Problem to work on - Give every line below again, exactly.

/---

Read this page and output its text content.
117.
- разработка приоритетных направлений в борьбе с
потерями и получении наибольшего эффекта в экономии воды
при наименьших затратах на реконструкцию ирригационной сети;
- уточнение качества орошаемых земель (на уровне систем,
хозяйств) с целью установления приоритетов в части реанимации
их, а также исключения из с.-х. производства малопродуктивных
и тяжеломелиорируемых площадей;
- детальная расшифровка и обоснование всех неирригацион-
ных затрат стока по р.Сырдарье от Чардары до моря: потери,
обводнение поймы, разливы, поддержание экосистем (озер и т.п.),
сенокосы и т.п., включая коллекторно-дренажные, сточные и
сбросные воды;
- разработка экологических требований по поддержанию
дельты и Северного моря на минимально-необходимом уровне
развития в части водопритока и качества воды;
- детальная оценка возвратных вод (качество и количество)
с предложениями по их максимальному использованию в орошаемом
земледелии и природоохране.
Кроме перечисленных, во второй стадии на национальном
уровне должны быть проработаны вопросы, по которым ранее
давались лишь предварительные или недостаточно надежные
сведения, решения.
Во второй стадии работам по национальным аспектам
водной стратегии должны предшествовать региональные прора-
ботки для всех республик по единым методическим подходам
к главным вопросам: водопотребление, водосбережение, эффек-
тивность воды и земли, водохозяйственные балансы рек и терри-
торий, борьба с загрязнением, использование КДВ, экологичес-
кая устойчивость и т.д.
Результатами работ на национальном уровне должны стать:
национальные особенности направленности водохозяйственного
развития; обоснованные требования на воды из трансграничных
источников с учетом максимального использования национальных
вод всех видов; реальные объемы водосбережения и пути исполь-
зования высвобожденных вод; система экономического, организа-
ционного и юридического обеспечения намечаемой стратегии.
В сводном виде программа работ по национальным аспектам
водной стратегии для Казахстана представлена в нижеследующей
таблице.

\---

Solution to this exercise -
Read this page and output its text content.
117.
- разработка приоритетных направлений в борьбе с
потерями и получении наибольшего эффекта в экономии воды
при наименьших затратах на реконструкцию ирригационной сети;
- уточнение качества орошаемых земель (на уровне систем,
хозяйств) с целью установления приоритетов в части реанимации
их, а также исключения из с.-х. производства малопродуктивных
и тяжеломелиорируемых площадей;
- детальная расшифровка и обоснование всех неирригацион-
ных затрат стока по р.Сырдарье от Чардары до моря: потери,
обводнение поймы, разливы, поддержание экосистем (озер и т.п.),
сенокосы и т.п., включая коллекторно-дренажные, сточные и
сбросные воды;
- разработка экологических требований по поддержанию
дельты и Северного моря на минимально-необходимом уровне
развития в части водопритока и качества воды;
- детальная оценка возвратных вод (качество и количество)
с предложениями по их максимальному использованию в орошаемом
земледелии и природоохране.
Кроме перечисленных, во второй стадии на национальном
уровне должны быть проработаны вопросы, по которым ранее
давались лишь предварительные или недостаточно надежные
сведения, решения.
Во второй стадии работам по национальным аспектам
водной стратегии должны предшествовать региональные прора-
ботки для всех республик по единым методическим подходам
к главным вопросам: водопотребление, водосбережение, эффек-
тивность воды и земли, водохозяйственные балансы рек и терри-
торий, борьба с загрязнением, использование КДВ, экологичес-
кая устойчивость и т.д.
Результатами работ на национальном уровне должны стать:
национальные особенности направленности водохозяйственного
развития; обоснованные требования на воды из трансграничных
источников с учетом максимального использования национальных
вод всех видов; реальные объемы водосбережения и пути исполь-
зования высвобожденных вод; система экономического, организа-
ционного и юридического обеспечения намечаемой стратегии.
В сводном виде программа работ по национальным аспектам
водной стратегии для Казахстана представлена в нижеследующей
таблице.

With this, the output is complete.